* GIVEN PROBLEM *
Restate every line of the material, word for word.

* RAW DATA *
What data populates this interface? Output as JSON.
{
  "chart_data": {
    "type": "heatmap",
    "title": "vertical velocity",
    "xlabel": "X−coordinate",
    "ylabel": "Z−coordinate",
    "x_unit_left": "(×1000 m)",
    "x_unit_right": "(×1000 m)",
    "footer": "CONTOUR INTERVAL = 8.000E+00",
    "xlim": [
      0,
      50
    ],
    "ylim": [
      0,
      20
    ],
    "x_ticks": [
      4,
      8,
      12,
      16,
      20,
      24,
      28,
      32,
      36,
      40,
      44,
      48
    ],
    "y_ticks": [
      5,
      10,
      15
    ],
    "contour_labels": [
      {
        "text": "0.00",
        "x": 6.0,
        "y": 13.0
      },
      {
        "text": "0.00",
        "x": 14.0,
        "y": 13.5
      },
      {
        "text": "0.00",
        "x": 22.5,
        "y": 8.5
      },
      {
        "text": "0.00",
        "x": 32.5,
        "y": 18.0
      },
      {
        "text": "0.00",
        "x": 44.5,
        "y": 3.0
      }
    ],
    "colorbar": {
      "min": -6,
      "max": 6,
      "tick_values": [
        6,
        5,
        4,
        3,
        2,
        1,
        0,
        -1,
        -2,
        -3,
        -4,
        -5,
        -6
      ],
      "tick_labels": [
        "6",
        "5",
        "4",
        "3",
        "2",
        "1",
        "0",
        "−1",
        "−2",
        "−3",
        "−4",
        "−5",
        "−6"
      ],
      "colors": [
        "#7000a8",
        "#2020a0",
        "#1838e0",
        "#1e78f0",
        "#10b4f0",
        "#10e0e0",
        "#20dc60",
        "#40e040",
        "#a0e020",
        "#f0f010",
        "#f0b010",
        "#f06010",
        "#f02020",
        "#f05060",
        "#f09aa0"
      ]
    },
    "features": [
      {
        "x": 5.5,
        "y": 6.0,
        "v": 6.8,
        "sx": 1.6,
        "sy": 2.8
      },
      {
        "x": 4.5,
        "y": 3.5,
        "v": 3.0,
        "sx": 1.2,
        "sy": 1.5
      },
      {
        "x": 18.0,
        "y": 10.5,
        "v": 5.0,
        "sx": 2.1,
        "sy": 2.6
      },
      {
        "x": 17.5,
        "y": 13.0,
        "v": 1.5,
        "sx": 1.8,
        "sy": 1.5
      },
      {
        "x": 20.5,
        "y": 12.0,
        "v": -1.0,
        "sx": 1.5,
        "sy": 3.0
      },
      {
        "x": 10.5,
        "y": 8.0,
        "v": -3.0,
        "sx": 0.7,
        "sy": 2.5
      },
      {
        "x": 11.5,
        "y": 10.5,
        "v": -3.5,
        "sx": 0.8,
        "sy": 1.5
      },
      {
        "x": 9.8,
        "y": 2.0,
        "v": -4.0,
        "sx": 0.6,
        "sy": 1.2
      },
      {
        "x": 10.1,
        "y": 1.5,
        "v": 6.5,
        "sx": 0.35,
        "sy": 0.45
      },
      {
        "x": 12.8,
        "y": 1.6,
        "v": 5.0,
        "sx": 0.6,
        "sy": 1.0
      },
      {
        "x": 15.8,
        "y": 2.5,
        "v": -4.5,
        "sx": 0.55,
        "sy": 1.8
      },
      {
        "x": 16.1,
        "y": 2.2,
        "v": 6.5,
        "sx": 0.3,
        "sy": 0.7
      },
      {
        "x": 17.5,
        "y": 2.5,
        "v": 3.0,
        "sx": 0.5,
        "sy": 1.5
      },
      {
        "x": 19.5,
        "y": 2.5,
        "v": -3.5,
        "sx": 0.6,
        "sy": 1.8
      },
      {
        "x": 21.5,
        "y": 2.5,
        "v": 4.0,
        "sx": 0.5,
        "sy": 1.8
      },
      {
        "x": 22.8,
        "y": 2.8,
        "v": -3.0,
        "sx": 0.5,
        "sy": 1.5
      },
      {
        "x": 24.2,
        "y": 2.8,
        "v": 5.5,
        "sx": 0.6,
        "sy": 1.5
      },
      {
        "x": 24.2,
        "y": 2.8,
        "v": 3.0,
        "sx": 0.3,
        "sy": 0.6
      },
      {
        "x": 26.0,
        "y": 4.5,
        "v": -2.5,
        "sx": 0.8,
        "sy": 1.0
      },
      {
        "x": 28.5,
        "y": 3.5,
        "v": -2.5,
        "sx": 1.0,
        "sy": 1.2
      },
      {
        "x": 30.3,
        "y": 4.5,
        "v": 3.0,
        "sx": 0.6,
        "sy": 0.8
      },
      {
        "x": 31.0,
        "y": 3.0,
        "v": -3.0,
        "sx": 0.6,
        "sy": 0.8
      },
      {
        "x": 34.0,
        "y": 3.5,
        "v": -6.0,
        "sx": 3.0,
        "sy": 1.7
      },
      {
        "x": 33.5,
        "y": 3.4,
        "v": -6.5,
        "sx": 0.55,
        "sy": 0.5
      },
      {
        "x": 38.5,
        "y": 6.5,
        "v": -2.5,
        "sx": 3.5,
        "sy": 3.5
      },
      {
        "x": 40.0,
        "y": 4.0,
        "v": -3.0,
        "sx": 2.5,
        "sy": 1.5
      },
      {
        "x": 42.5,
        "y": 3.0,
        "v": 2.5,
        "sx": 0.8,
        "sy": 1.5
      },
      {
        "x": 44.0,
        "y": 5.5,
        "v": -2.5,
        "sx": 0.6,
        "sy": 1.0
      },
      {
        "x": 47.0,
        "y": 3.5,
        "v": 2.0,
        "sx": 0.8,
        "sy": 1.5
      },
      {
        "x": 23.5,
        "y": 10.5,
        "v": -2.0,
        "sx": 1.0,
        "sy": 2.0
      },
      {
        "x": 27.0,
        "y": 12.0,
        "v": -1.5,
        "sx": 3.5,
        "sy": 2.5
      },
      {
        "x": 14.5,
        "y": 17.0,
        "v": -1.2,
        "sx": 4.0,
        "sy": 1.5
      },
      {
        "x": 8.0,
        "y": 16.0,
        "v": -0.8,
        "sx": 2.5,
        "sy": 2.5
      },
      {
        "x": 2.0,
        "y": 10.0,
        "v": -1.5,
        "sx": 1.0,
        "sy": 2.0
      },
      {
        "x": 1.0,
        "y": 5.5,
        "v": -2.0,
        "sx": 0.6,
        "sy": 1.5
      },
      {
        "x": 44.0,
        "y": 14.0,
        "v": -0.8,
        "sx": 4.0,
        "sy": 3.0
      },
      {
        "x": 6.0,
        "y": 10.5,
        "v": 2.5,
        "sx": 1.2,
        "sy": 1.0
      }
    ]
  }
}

* CORRECT RESULT *
What data populates this interface? Output as JSON.
{
  "chart_data": {
    "type": "heatmap",
    "title": "vertical velocity",
    "xlabel": "X−coordinate",
    "ylabel": "Z−coordinate",
    "x_unit_left": "(×1000 m)",
    "x_unit_right": "(×1000 m)",
    "footer": "CONTOUR INTERVAL = 8.000E+00",
    "xlim": [
      0,
      50
    ],
    "ylim": [
      0,
      20
    ],
    "x_ticks": [
      4,
      8,
      12,
      16,
      20,
      24,
      28,
      32,
      36,
      40,
      44,
      48
    ],
    "y_ticks": [
      5,
      10,
      15
    ],
    "contour_labels": [
      {
        "text": "0.00",
        "x": 6.0,
        "y": 13.0
      },
      {
        "text": "0.00",
        "x": 14.0,
        "y": 13.5
      },
      {
        "text": "0.00",
        "x": 22.5,
        "y": 8.5
      },
      {
        "text": "0.00",
        "x": 32.5,
        "y": 18.0
      },
      {
        "text": "0.00",
        "x": 44.5,
        "y": 3.0
      }
    ],
    "colorbar": {
      "min": -6,
      "max": 6,
      "tick_values": [
        6,
        5,
        4,
        3,
        2,
        1,
        0,
        -1,
        -2,
        -3,
        -4,
        -5,
        -6
      ],
      "tick_labels": [
        "6",
        "5",
        "4",
        "3",
        "2",
        "1",
        "0",
        "−1",
        "−2",
        "−3",
        "−4",
        "−5",
        "−6"
      ],
      "colors": [
        "#7000a8",
        "#2020a0",
        "#1838e0",
        "#1e78f0",
        "#10b4f0",
        "#10e0e0",
        "#20dc60",
        "#40e040",
        "#a0e020",
        "#f0f010",
        "#f0b010",
        "#f06010",
        "#f02020",
        "#f05060",
        "#f09aa0"
      ]
    },
    "features": [
      {
        "x": 5.5,
        "y": 6.0,
        "v": 6.8,
        "sx": 1.6,
        "sy": 2.8
      },
      {
        "x": 4.5,
        "y": 3.5,
        "v": 3.0,
        "sx": 1.2,
        "sy": 1.5
      },
      {
        "x": 18.0,
        "y": 10.5,
        "v": 5.0,
        "sx": 2.1,
        "sy": 2.6
      },
      {
        "x": 17.5,
        "y": 13.0,
        "v": 1.5,
        "sx": 1.8,
        "sy": 1.5
      },
      {
        "x": 20.5,
        "y": 12.0,
        "v": -1.0,
        "sx": 1.5,
        "sy": 3.0
      },
      {
        "x": 10.5,
        "y": 8.0,
        "v": -3.0,
        "sx": 0.7,
        "sy": 2.5
      },
      {
        "x": 11.5,
        "y": 10.5,
        "v": -3.5,
        "sx": 0.8,
        "sy": 1.5
      },
      {
        "x": 9.8,
        "y": 2.0,
        "v": -4.0,
        "sx": 0.6,
        "sy": 1.2
      },
      {
        "x": 10.1,
        "y": 1.5,
        "v": 6.5,
        "sx": 0.35,
        "sy": 0.45
      },
      {
        "x": 12.8,
        "y": 1.6,
        "v": 5.0,
        "sx": 0.6,
        "sy": 1.0
      },
      {
        "x": 15.8,
        "y": 2.5,
        "v": -4.5,
        "sx": 0.55,
        "sy": 1.8
      },
      {
        "x": 16.1,
        "y": 2.2,
        "v": 6.5,
        "sx": 0.3,
        "sy": 0.7
      },
      {
        "x": 17.5,
        "y": 2.5,
        "v": 3.0,
        "sx": 0.5,
        "sy": 1.5
      },
      {
        "x": 19.5,
        "y": 2.5,
        "v": -3.5,
        "sx": 0.6,
        "sy": 1.8
      },
      {
        "x": 21.5,
        "y": 2.5,
        "v": 4.0,
        "sx": 0.5,
        "sy": 1.8
      },
      {
        "x": 22.8,
        "y": 2.8,
        "v": -3.0,
        "sx": 0.5,
        "sy": 1.5
      },
      {
        "x": 24.2,
        "y": 2.8,
        "v": 5.5,
        "sx": 0.6,
        "sy": 1.5
      },
      {
        "x": 24.2,
        "y": 2.8,
        "v": 3.0,
        "sx": 0.3,
        "sy": 0.6
      },
      {
        "x": 26.0,
        "y": 4.5,
        "v": -2.5,
        "sx": 0.8,
        "sy": 1.0
      },
      {
        "x": 28.5,
        "y": 3.5,
        "v": -2.5,
        "sx": 1.0,
        "sy": 1.2
      },
      {
        "x": 30.3,
        "y": 4.5,
        "v": 3.0,
        "sx": 0.6,
        "sy": 0.8
      },
      {
        "x": 31.0,
        "y": 3.0,
        "v": -3.0,
        "sx": 0.6,
        "sy": 0.8
      },
      {
        "x": 34.0,
        "y": 3.5,
        "v": -6.0,
        "sx": 3.0,
        "sy": 1.7
      },
      {
        "x": 33.5,
        "y": 3.4,
        "v": -6.5,
        "sx": 0.55,
        "sy": 0.5
      },
      {
        "x": 38.5,
        "y": 6.5,
        "v": -2.5,
        "sx": 3.5,
        "sy": 3.5
      },
      {
        "x": 40.0,
        "y": 4.0,
        "v": -3.0,
        "sx": 2.5,
        "sy": 1.5
      },
      {
        "x": 42.5,
        "y": 3.0,
        "v": 2.5,
        "sx": 0.8,
        "sy": 1.5
      },
      {
        "x": 44.0,
        "y": 5.5,
        "v": -2.5,
        "sx": 0.6,
        "sy": 1.0
      },
      {
        "x": 47.0,
        "y": 3.5,
        "v": 2.0,
        "sx": 0.8,
        "sy": 1.5
      },
      {
        "x": 23.5,
        "y": 10.5,
        "v": -2.0,
        "sx": 1.0,
        "sy": 2.0
      },
      {
        "x": 27.0,
        "y": 12.0,
        "v": -1.5,
        "sx": 3.5,
        "sy": 2.5
      },
      {
        "x": 14.5,
        "y": 17.0,
        "v": -1.2,
        "sx": 4.0,
        "sy": 1.5
      },
      {
        "x": 8.0,
        "y": 16.0,
        "v": -0.8,
        "sx": 2.5,
        "sy": 2.5
      },
      {
        "x": 2.0,
        "y": 10.0,
        "v": -1.5,
        "sx": 1.0,
        "sy": 2.0
      },
      {
        "x": 1.0,
        "y": 5.5,
        "v": -2.0,
        "sx": 0.6,
        "sy": 1.5
      },
      {
        "x": 44.0,
        "y": 14.0,
        "v": -0.8,
        "sx": 4.0,
        "sy": 3.0
      },
      {
        "x": 6.0,
        "y": 10.5,
        "v": 2.5,
        "sx": 1.2,
        "sy": 1.0
      }
    ]
  }
}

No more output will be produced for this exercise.